Reproduce the forum post below about installing the Vega Pro 50 fence on a Jet table saw word for word, keeping every line and typo unchanged.
──────── Text shown
# Vega Pro 50 Table Saw Fence Installed on JET TS



## mengtian (Nov 8, 2012)

I just got in the Vega Pro 50 Fence. Installation instructions could be better. The diagram showed and labled the pieces but not the hardware. I know idea what screw went where. Not terribly difficult but just an annoyance. In fact, I mostly used fasteners I already had.

I installed the fence on my Jet JTWS-10CW. The Vega site said you can install this in 15 minutes under the right conditions. Those right conditioons must be if you had installed it before LOL. It took me 2 hours . Mostly because I was going slow and did not like the directions. Two coffee breaks were included in this time.

The micro adjustment is pretty cool and works as advertised. I started on a table which I will finish tonight. So, if anyone asks....the Vega Pro fence system does work on older jets. SPacing between holes for installation is 16 to 16.5 inches.
────────────────
──────── Material provided
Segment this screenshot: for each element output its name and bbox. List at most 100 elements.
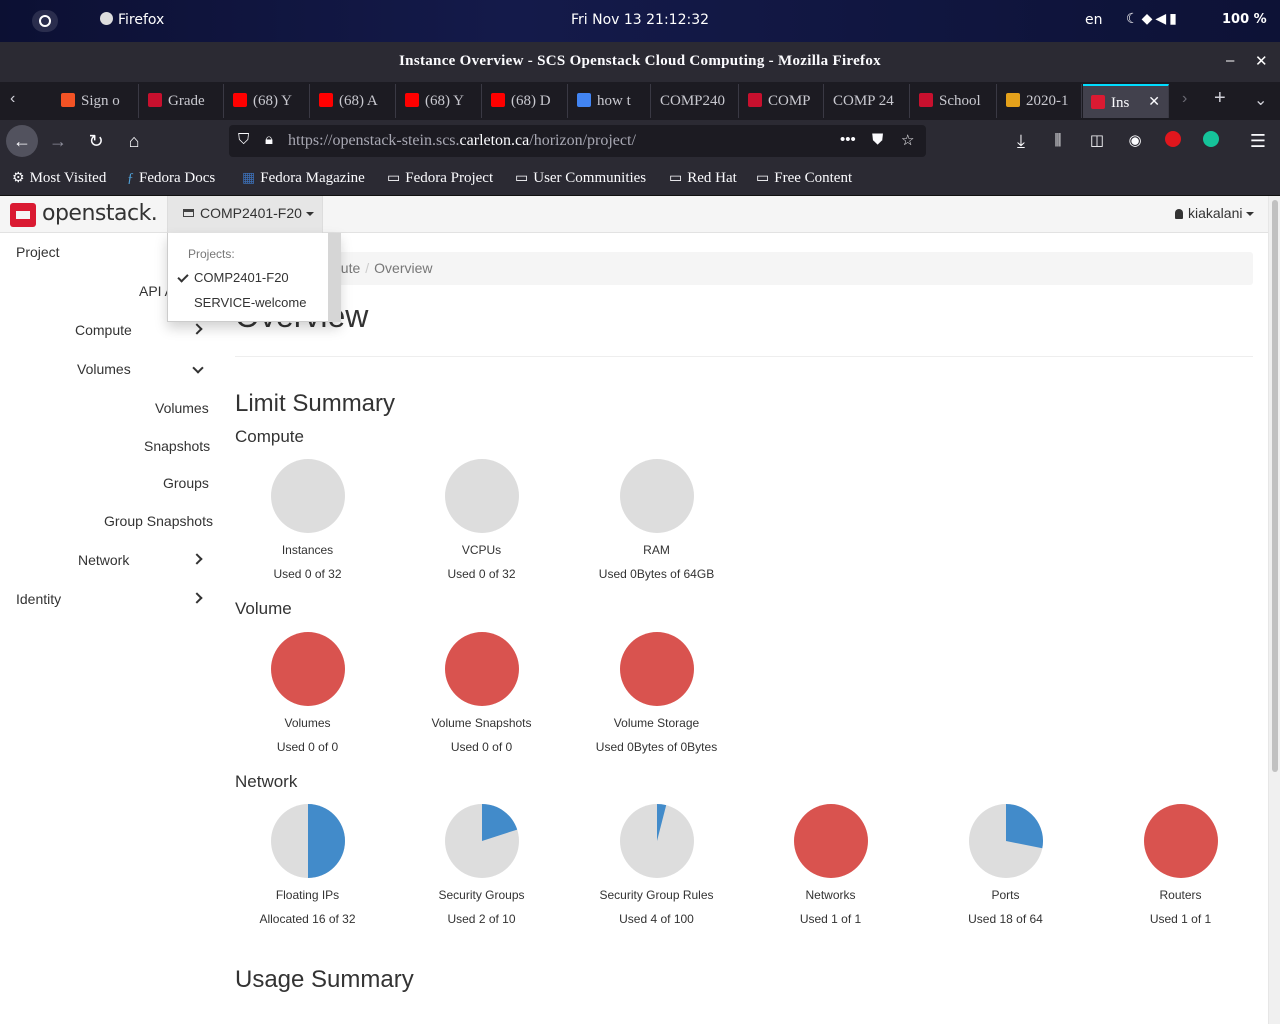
────────────────
[Response below]
# Vega Pro 50 Table Saw Fence Installed on JET TS



## mengtian (Nov 8, 2012)

I just got in the Vega Pro 50 Fence. Installation instructions could be better. The diagram showed and labled the pieces but not the hardware. I know idea what screw went where. Not terribly difficult but just an annoyance. In fact, I mostly used fasteners I already had.

I installed the fence on my Jet JTWS-10CW. The Vega site said you can install this in 15 minutes under the right conditions. Those right conditioons must be if you had installed it before LOL. It took me 2 hours . Mostly because I was going slow and did not like the directions. Two coffee breaks were included in this time.

The micro adjustment is pretty cool and works as advertised. I started on a table which I will finish tonight. So, if anyone asks....the Vega Pro fence system does work on older jets. SPacing between holes for installation is 16 to 16.5 inches.